* [TO BE DONE]
(1) How would you render this sentence from the proof about labeled boxes in Spanish: "It is worth noting that the statement is not true if the number of boxes is odd."
(2) Can you carry on the proof about labeled boxes and their remainders, picking up after its last sentence?

* [DOCUMENT]
Assume the contrary. Then all the remainders from 0 to $2n-1$ appear exactly once as a sum. Thus the sum of these sums equals $ 1+2+...+2n \equiv n$ modulo $2n$ However the sum of the numbers on the box labels and the sum of the assigned numbers equals $2(1+2+...+2n) = 2n(2n+1) \equiv 0$ modulo $2n.$ Therefore we have reached a contradiction.

It is worth noting that the statement is not true if the number of boxes is odd. Indeed, if in boxes with labels $1$, $2$, $\ldots$, $k$ we put respectively the numbers $1$, $2$, $\ldots$, $k$, then for odd $k$ the remainders upon division by $k$ of the sums would be $2$, $4$, $\ldots$, $k-1$, $1$, $3$, $\ldots$, $k-2$, $0$. Another (from a large variety) example is to put $2$, $3$, $\ldots$, $k$, $1$, and in this case the remainders are $3$, $5$, $\ldots$, $0$, $2$, $4$, $\ldots$, $1$.

* [Some entries]
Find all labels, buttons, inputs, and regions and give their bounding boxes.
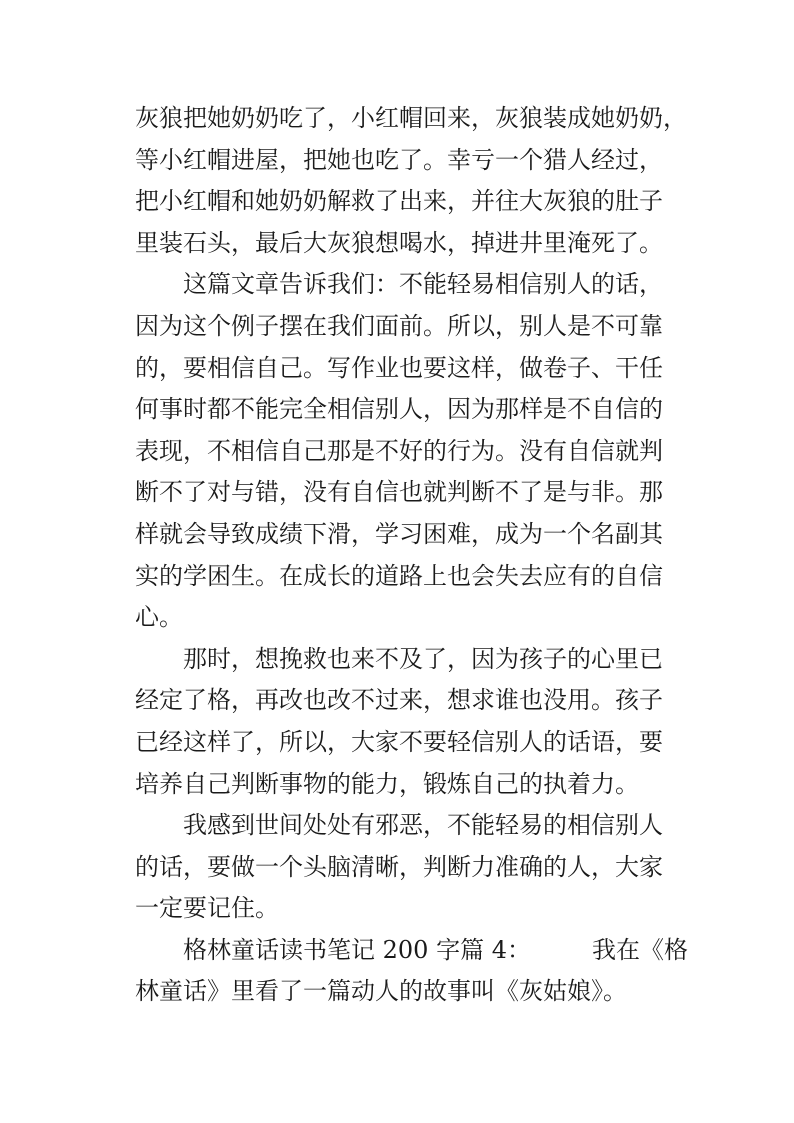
paragraph-2: [135, 264, 675, 638]
paragraph-1-line-1: 灰狼把她奶奶吃了，小红帽回来，灰狼装成她奶奶，: [135, 104, 687, 132]
paragraph-3: [135, 639, 675, 805]
paragraph-2-line-2: 因为这个例子摆在我们面前。所以，别人是不可靠: [135, 311, 663, 340]
paragraph-4-line-1: 我感到世间处处有邪恶，不能轻易的相信别人: [183, 811, 663, 840]
paragraph-2-line-4: 何事时都不能完全相信别人，因为那样是不自信的: [135, 395, 663, 424]
paragraph-5-line-1: 格林童话读书笔记 200 字篇 4： 我在《格: [183, 935, 688, 964]
paragraph-2-line-6: 断不了对与错，没有自信也就判断不了是与非。那: [135, 478, 663, 507]
paragraph-1-line-4: 里装石头，最后大灰狼想喝水，掉进井里淹死了。: [135, 228, 663, 257]
paragraph-4-line-2: 的话，要做一个头脑清晰，判断力准确的人，大家: [135, 852, 663, 881]
document-body: [135, 98, 688, 1013]
paragraph-1-line-2: 等小红帽进屋，把她也吃了。幸亏一个猎人经过，: [135, 145, 663, 174]
paragraph-5-line-2: 林童话》里看了一篇动人的故事叫《灰姑娘》。: [135, 977, 627, 1006]
paragraph-2-line-5: 表现，不相信自己那是不好的行为。没有自信就判: [135, 436, 663, 465]
paragraph-3-line-1: 那时，想挽救也来不及了，因为孩子的心里已: [183, 644, 663, 673]
paragraph-3-line-2: 经定了格，再改也改不过来，想求谁也没用。孩子: [135, 686, 663, 715]
paragraph-3-line-4: 培养自己判断事物的能力，锻炼自己的执着力。: [135, 769, 639, 798]
paragraph-3-line-3: 已经这样了，所以，大家不要轻信别人的话语，要: [135, 727, 663, 756]
paragraph-1-line-3: 把小红帽和她奶奶解救了出来，并往大灰狼的肚子: [135, 187, 663, 216]
paragraph-1: [135, 98, 687, 264]
paragraph-4: [135, 805, 675, 930]
paragraph-2-line-7: 样就会导致成绩下滑，学习困难，成为一个名副其: [135, 519, 663, 548]
paragraph-4-line-3: 一定要记住。: [135, 894, 279, 923]
paragraph-2-line-9: 心。: [135, 603, 183, 632]
paragraph-5: [135, 930, 688, 1013]
paragraph-2-line-8: 实的学困生。在成长的道路上也会失去应有的自信: [135, 561, 663, 590]
paragraph-2-line-1: 这篇文章告诉我们：不能轻易相信别人的话，: [183, 270, 663, 299]
paragraph-2-line-3: 的，要相信自己。写作业也要这样，做卷子、干任: [135, 353, 663, 382]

* [EXPECTED RESPONSES]
(1) Vale la pena señalar que la afirmación no es cierta si el número de cajas es impar.

(2)
FTSOC, assume all remainders from $0$ to $2n-1$ appear exactly once. Then the sum of the labels plus number assigned to them would be $2n(2n+1)$. However, this must be equal to $0+1+2+....+2n-1$ which is $(2n-1)n$. Hence the two quantities must be equal which is clearly a contradiction.

Let the numbers assigned to the boxes be $1, 2, \dots, 2n$. Assume that all the sums are distinct mod 2n. Then we have $$1+2+\dots+2n \equiv n(2n+1) \equiv n \not\equiv 0 \equiv a_1 + a_2 + \dots + a_{2n} + 1 + 2 + \dots + 2n \pmod{2n},$$contradiction.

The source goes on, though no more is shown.